Directions for this task: Copy every line of the listing that holds the string "diálogo".

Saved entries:
#####
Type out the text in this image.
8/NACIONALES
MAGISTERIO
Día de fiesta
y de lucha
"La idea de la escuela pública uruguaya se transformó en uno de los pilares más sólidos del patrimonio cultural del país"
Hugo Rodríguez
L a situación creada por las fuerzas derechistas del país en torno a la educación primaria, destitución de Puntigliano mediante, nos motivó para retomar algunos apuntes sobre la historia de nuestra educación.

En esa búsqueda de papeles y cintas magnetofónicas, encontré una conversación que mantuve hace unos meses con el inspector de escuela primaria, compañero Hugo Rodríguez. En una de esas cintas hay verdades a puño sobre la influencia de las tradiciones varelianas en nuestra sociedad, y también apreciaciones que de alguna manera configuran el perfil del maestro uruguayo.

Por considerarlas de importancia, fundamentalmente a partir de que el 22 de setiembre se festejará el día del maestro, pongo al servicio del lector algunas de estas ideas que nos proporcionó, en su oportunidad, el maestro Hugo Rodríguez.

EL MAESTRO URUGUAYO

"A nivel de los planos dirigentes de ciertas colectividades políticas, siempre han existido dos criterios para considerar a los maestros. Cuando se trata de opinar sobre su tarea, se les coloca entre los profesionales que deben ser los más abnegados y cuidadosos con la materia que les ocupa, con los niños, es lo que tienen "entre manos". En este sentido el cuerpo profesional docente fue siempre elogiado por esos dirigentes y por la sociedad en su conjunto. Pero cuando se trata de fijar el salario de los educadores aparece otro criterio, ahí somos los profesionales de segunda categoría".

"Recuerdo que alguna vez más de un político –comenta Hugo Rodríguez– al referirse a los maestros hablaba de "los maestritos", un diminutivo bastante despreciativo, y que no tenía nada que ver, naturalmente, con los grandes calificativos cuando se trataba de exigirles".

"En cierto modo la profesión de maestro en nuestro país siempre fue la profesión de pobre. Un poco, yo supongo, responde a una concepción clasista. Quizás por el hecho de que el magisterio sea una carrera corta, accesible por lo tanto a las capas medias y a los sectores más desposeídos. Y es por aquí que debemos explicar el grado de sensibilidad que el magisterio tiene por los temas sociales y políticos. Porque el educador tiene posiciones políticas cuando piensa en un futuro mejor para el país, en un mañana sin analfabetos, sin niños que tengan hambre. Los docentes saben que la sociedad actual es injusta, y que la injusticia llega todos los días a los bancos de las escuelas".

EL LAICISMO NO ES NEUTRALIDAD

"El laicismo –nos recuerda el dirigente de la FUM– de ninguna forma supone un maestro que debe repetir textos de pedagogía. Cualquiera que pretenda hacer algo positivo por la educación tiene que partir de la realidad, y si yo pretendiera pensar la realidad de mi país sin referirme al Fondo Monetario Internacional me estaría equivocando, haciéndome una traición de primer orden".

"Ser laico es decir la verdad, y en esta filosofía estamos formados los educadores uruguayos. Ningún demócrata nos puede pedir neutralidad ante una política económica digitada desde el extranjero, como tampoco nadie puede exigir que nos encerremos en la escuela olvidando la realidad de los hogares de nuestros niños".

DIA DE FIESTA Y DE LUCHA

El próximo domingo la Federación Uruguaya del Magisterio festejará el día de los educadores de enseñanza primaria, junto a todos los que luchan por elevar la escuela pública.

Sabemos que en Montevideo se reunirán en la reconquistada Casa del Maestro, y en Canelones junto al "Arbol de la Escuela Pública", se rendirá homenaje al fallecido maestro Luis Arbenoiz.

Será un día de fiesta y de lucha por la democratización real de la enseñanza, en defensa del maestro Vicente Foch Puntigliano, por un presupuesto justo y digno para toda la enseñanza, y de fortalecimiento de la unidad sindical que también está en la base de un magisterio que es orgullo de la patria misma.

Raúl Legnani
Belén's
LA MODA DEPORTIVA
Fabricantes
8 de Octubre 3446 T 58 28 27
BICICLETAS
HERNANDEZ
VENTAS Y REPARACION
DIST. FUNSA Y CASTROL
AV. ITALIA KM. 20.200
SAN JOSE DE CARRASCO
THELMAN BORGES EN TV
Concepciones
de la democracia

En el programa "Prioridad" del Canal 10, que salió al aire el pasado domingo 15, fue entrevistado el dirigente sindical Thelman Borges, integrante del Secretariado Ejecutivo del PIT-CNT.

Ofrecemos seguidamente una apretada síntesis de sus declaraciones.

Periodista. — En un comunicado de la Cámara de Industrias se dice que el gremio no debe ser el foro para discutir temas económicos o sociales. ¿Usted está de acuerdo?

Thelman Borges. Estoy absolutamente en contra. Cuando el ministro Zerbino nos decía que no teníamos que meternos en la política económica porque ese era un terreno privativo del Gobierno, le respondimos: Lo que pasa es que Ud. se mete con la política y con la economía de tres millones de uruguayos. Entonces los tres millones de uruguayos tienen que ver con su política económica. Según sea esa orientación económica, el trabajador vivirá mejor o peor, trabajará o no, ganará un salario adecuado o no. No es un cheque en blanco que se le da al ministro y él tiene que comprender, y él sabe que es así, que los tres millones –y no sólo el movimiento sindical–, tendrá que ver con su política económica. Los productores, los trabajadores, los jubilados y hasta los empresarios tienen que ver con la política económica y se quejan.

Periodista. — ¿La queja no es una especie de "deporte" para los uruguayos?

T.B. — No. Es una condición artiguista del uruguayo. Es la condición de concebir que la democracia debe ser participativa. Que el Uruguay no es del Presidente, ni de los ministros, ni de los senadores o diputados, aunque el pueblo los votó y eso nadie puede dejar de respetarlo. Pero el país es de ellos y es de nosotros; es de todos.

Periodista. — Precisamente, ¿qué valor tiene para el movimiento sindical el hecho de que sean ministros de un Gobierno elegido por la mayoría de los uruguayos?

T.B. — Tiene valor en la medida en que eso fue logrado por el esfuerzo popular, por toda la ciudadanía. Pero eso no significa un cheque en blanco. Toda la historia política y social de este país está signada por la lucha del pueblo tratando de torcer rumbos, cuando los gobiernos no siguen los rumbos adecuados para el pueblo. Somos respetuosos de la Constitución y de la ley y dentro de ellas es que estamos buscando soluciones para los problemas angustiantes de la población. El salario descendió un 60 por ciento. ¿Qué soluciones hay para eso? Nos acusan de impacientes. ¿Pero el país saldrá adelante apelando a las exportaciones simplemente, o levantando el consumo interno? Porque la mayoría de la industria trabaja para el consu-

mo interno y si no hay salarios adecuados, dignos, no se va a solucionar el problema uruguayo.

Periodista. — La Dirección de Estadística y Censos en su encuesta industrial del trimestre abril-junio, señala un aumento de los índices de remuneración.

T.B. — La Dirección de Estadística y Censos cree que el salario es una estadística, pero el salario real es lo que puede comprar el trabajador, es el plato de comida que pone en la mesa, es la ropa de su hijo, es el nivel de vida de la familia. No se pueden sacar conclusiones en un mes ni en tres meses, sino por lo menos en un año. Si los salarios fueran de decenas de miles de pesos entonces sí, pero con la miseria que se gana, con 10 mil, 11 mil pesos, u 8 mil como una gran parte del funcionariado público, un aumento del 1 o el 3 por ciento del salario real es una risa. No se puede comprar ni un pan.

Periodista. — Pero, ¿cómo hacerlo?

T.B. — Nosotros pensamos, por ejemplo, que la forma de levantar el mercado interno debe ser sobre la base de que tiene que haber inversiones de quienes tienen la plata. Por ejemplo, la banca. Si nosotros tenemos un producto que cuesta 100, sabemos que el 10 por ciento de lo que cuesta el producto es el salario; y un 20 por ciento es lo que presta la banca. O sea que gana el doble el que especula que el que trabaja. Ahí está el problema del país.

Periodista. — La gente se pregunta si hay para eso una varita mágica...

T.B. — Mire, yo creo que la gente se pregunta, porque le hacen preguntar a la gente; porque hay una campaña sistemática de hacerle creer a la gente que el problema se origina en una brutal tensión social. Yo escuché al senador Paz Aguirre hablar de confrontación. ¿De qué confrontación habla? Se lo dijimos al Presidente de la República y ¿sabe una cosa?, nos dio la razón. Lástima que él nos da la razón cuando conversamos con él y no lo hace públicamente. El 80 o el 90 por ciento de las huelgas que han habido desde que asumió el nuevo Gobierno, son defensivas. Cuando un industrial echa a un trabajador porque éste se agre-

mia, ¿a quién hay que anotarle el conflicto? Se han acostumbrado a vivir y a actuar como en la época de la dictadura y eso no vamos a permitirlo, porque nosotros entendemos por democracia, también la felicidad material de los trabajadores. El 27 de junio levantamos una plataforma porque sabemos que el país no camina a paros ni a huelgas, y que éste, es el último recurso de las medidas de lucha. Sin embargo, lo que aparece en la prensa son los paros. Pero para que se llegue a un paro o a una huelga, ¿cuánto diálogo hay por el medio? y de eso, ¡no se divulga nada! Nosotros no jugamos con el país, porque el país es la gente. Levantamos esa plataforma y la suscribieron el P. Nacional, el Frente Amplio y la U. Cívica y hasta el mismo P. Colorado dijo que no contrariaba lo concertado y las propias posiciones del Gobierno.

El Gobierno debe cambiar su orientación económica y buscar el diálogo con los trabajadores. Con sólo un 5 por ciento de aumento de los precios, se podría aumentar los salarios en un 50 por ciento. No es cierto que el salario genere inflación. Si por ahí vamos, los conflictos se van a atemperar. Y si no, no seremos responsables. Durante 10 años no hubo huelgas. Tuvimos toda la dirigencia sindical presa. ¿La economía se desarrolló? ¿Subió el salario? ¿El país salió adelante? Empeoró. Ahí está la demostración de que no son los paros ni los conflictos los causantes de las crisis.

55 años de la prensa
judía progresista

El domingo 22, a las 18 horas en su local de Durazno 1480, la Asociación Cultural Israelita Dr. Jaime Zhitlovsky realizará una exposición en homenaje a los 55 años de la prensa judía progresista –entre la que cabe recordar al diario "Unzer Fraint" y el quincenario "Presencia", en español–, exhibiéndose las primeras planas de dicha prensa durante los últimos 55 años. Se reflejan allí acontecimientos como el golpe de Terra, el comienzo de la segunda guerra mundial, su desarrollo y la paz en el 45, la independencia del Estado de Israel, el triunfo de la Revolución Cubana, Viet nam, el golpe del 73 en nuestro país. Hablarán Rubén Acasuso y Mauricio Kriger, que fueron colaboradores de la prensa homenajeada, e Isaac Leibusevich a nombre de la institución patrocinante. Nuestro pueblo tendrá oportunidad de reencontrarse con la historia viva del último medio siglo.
#####
Correct response:
mia, ¿a quién hay que anotarle el conflicto? Se han acostumbrado a vivir y a actuar como en la época de la dictadura y eso no vamos a permitirlo, porque nosotros entendemos por democracia, también la felicidad material de los trabajadores. El 27 de junio levantamos una plataforma porque sabemos que el país no camina a paros ni a huelgas, y que éste, es el último recurso de las medidas de lucha. Sin embargo, lo que aparece en la prensa son los paros. Pero para que se llegue a un paro o a una huelga, ¿cuánto diálogo hay por el medio? y de eso, ¡no se divulga nada! Nosotros no jugamos con el país, porque el país es la gente. Levantamos esa plataforma y la suscribieron el P. Nacional, el Frente Amplio y la U. Cívica y hasta el mismo P. Colorado dijo que no contrariaba lo concertado y las propias posiciones del Gobierno.
El Gobierno debe cambiar su orientación económica y buscar el diálogo con los trabajadores. Con sólo un 5 por ciento de aumento de los precios, se podría aumentar los salarios en un 50 por ciento. No es cierto que el salario genere inflación. Si por ahí vamos, los conflictos se van a atemperar. Y si no, no seremos responsables. Durante 10 años no hubo huelgas. Tuvimos toda la dirigencia sindical presa. ¿La economía se desarrolló? ¿Subió el salario? ¿El país salió adelante? Empeoró. Ahí está la demostración de que no son los paros ni los conflictos los causantes de las crisis.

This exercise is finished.